Items listed in a dataset:
>> start
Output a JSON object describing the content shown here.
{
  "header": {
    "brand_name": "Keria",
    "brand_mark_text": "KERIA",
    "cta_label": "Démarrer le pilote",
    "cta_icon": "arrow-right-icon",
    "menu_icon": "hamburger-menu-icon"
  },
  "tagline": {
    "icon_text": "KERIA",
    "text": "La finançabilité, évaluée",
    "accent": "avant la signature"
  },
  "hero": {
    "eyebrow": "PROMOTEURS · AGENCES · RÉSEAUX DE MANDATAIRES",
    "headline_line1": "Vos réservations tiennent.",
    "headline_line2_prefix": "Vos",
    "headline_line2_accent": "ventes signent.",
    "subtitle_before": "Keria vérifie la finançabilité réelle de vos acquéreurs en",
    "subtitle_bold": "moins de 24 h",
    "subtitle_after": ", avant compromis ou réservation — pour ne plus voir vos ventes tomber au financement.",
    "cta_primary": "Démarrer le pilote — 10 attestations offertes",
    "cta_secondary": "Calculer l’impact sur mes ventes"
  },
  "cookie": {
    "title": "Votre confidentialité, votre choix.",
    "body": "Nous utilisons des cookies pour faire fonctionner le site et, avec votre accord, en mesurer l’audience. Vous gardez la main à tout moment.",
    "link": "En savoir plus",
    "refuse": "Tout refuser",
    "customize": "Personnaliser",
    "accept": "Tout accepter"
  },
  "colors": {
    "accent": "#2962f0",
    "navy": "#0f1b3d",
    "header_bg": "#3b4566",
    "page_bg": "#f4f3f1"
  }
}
>> end
Task directions – Return every record above exactly as it appears.

Full response –
Output a JSON object describing the content shown here.
{
  "header": {
    "brand_name": "Keria",
    "brand_mark_text": "KERIA",
    "cta_label": "Démarrer le pilote",
    "cta_icon": "arrow-right-icon",
    "menu_icon": "hamburger-menu-icon"
  },
  "tagline": {
    "icon_text": "KERIA",
    "text": "La finançabilité, évaluée",
    "accent": "avant la signature"
  },
  "hero": {
    "eyebrow": "PROMOTEURS · AGENCES · RÉSEAUX DE MANDATAIRES",
    "headline_line1": "Vos réservations tiennent.",
    "headline_line2_prefix": "Vos",
    "headline_line2_accent": "ventes signent.",
    "subtitle_before": "Keria vérifie la finançabilité réelle de vos acquéreurs en",
    "subtitle_bold": "moins de 24 h",
    "subtitle_after": ", avant compromis ou réservation — pour ne plus voir vos ventes tomber au financement.",
    "cta_primary": "Démarrer le pilote — 10 attestations offertes",
    "cta_secondary": "Calculer l’impact sur mes ventes"
  },
  "cookie": {
    "title": "Votre confidentialité, votre choix.",
    "body": "Nous utilisons des cookies pour faire fonctionner le site et, avec votre accord, en mesurer l’audience. Vous gardez la main à tout moment.",
    "link": "En savoir plus",
    "refuse": "Tout refuser",
    "customize": "Personnaliser",
    "accept": "Tout accepter"
  },
  "colors": {
    "accent": "#2962f0",
    "navy": "#0f1b3d",
    "header_bg": "#3b4566",
    "page_bg": "#f4f3f1"
  }
}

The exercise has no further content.